**DO THIS**: Pick out every line of the entries below where "VFDH" occurs, and copy those lines.

-*-*-

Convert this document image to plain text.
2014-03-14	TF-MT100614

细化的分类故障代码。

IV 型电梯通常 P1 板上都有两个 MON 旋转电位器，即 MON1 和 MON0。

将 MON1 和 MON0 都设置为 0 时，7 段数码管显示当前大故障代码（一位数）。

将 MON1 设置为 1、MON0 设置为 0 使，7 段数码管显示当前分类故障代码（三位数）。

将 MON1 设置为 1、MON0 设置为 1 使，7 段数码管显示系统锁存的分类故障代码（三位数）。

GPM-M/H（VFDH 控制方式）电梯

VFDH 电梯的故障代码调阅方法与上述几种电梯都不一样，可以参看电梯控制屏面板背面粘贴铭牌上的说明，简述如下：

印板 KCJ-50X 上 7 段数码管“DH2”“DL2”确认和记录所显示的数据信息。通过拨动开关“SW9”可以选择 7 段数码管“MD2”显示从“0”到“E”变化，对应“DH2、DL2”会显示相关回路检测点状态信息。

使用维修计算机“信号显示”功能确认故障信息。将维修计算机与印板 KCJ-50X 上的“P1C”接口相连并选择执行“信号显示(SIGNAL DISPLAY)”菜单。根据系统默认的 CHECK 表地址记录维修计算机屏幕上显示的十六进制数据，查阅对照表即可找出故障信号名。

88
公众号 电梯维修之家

-*-*-

**CORRECT OUTPUT**:
GPM-M/H（VFDH 控制方式）电梯
VFDH 电梯的故障代码调阅方法与上述几种电梯都不一样，可以参看电梯控制屏面板背面粘贴铭牌上的说明，简述如下：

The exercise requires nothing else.